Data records
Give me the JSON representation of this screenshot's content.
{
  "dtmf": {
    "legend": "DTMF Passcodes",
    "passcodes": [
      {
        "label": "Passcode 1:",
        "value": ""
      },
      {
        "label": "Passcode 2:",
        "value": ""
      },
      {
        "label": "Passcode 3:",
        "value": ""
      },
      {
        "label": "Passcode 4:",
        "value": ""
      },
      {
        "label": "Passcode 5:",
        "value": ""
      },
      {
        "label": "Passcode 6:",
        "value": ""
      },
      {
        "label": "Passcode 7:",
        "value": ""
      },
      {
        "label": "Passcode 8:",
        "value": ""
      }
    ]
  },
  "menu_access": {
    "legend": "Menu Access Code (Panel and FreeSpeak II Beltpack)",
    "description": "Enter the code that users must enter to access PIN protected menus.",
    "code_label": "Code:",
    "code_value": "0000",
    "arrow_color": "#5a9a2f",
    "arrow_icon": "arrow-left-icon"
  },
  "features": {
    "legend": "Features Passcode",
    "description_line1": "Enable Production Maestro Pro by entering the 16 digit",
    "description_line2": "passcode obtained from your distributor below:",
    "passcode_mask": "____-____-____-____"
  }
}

◆ **Task statement**
For the listing above, identify each line bearing "legend".

◆ **Exercise result**
    "legend": "DTMF Passcodes",
    "legend": "Menu Access Code (Panel and FreeSpeak II Beltpack)",
    "legend": "Features Passcode",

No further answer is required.